━━━━━ EXTRACT PROVIDED ━━━━━

If you have a credit card that offers a big spending incentive, adding an authorized user is a great way to help you meet that requirement. For example, the spending on Southwest credit cards counts toward the coveted Companion Pass. Earning 125,000 points per year is a little easier when you have a big-spending (and responsible) authorized user to help you get there.
Another way to benefit from having an authorized user on your card is with the Amex Platinum Card. The card offers 5x on prepaid hotels and flights booked directly or with airline or on Amex Travel. It also carries a $175 fee to add an authorized user (see rates and fees). However, you can add up to 5 authorized users to the American Express® Gold Card for $0 (see rates and fees); then $35 for additional cards thereafter (see rates and fees). Not only do you save money on the annual fee, but also your authorized user gets access to valuable card benefits like 4x points at restaurants worldwide; 4x points on up to $25,000 in purchases at U.S. supermarkets per calendar year, then 1x points.
This is a great way for household members to get all the best benefits of two rewarding cards without paying extra. Two cards for the household for the price of one.
How do authorized users affect my credit? And their own?
Adding an authorized user does not have an impact on your credit, unless the additional card racks up a large amount of spending and increases your credit utilization ratio. This can be avoided by paying off large balances before the statement closing date.
Meanwhile, authorized users can see a positive credit impact by having access to an additional credit line and lowering their credit utilization ratio. For those building a credit history, being an authorized user can be a huge boost.
When I was in high school, my sister added me as an authorized user on her Bank of America credit card. By the time my 18th birthday rolled around, I had a 2-year credit history and got approved for the Blue Cash Everyday® Card from American Express. It worked out well for me and because I didn’t use the card for crazy spending sprees, my sister’s credit wasn’t negatively impacted.
It takes responsible people on both sides to mitigate possible negative impacts of adding an authorized user.

━━━━━

* **PROBLEMS AND TASKS**
1. From the passage on authorized users, copy out the part that opens with the words containing "How do authorized" and closes with "statement closing date.".
2. In the passage on authorized users, what fee does the Amex Platinum Card charge to add an authorized user?
3. Decide whether each statement agrees with the passage on authorized users, and back each yes or no with the deciding words from the passage: (a) Adding an authorized user always hurts the main cardholder's credit. (b) Up to 5 authorized users can be added to the American Express Gold Card for $0. (c) The writer was added as an authorized user by a brother.

━━━━━ SUPPLIED ENTRIES ━━━━━

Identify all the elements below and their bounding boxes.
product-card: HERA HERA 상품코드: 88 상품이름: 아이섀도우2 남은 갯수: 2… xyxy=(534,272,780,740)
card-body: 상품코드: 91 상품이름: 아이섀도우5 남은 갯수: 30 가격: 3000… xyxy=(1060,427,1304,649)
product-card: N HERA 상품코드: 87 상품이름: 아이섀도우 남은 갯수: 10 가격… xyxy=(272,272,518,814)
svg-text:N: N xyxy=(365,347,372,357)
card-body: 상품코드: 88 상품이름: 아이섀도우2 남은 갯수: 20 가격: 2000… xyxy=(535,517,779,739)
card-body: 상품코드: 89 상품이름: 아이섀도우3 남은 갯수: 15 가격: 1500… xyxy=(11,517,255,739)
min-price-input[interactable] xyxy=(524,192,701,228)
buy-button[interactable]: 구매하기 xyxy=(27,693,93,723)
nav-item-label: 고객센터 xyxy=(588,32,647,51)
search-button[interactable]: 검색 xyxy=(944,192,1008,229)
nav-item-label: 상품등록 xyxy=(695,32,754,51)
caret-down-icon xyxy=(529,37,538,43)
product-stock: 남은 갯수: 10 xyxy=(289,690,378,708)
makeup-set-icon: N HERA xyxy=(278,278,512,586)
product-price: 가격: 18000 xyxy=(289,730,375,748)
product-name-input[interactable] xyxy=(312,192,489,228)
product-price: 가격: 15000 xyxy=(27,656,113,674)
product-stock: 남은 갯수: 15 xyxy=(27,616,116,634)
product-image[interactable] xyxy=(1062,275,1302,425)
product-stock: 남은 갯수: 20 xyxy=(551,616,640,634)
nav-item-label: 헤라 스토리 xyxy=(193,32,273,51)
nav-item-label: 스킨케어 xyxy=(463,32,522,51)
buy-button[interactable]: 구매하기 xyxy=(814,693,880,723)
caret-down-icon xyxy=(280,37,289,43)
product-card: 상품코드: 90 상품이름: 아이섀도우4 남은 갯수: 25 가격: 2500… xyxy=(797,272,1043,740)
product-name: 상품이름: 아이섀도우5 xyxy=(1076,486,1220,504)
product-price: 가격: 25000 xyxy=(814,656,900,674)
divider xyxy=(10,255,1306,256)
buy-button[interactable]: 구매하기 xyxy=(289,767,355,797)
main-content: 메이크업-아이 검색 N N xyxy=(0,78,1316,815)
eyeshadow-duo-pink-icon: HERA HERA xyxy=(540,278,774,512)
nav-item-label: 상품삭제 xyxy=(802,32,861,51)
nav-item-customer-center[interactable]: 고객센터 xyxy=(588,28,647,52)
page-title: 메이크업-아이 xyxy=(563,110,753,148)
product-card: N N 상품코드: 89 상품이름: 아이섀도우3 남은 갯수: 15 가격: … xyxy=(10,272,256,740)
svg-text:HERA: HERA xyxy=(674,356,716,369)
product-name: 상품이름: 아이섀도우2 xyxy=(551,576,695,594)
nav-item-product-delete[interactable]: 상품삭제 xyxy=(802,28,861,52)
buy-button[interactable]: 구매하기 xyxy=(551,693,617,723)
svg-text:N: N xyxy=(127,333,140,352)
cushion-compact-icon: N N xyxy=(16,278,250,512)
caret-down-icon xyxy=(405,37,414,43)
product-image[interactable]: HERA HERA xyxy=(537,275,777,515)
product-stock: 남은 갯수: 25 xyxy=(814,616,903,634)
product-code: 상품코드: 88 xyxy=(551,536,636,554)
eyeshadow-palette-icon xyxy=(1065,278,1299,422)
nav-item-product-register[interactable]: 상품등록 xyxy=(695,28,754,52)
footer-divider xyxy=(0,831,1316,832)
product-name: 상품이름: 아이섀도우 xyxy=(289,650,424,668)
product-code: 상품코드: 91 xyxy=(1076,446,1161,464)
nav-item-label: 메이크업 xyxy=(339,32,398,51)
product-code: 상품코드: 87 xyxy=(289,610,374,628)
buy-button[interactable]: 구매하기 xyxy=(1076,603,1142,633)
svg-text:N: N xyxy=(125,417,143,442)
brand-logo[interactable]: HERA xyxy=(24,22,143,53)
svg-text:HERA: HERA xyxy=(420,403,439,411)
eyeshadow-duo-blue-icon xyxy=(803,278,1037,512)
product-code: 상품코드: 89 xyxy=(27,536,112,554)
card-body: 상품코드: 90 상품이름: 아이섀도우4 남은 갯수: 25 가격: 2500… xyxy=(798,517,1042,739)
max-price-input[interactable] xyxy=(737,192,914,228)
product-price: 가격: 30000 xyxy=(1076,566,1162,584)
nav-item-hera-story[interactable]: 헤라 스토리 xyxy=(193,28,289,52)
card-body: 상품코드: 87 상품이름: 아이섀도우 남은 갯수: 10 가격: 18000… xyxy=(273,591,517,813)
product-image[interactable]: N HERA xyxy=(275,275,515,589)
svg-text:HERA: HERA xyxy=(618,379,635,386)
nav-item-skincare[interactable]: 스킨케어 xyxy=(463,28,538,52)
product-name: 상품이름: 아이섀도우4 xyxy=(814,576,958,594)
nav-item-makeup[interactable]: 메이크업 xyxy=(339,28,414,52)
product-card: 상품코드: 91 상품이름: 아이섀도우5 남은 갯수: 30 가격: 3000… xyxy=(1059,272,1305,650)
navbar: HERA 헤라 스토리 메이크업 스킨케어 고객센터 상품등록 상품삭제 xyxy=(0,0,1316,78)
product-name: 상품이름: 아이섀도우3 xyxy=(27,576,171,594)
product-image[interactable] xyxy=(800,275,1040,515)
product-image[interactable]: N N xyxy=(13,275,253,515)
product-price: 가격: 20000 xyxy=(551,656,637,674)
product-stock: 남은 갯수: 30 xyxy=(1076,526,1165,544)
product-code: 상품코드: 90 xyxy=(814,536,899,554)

━━━━━

* **ANSWERS GIVEN**
1.
How do authorized users affect my credit? And their own?
Adding an authorized user does not have an impact on your credit, unless the additional card racks up a large amount of spending and increases your credit utilization ratio. This can be avoided by paying off large balances before the statement closing date.

2. $175

3.
(a) No: "Adding an authorized user does not have an impact on your credit, unless the additional card racks up a large amount of spending and increases your credit utilization ratio."
(b) Yes: "you can add up to 5 authorized users to the American Express® Gold Card for $0"
(c) No: "my sister added me as an authorized user on her Bank of America credit card."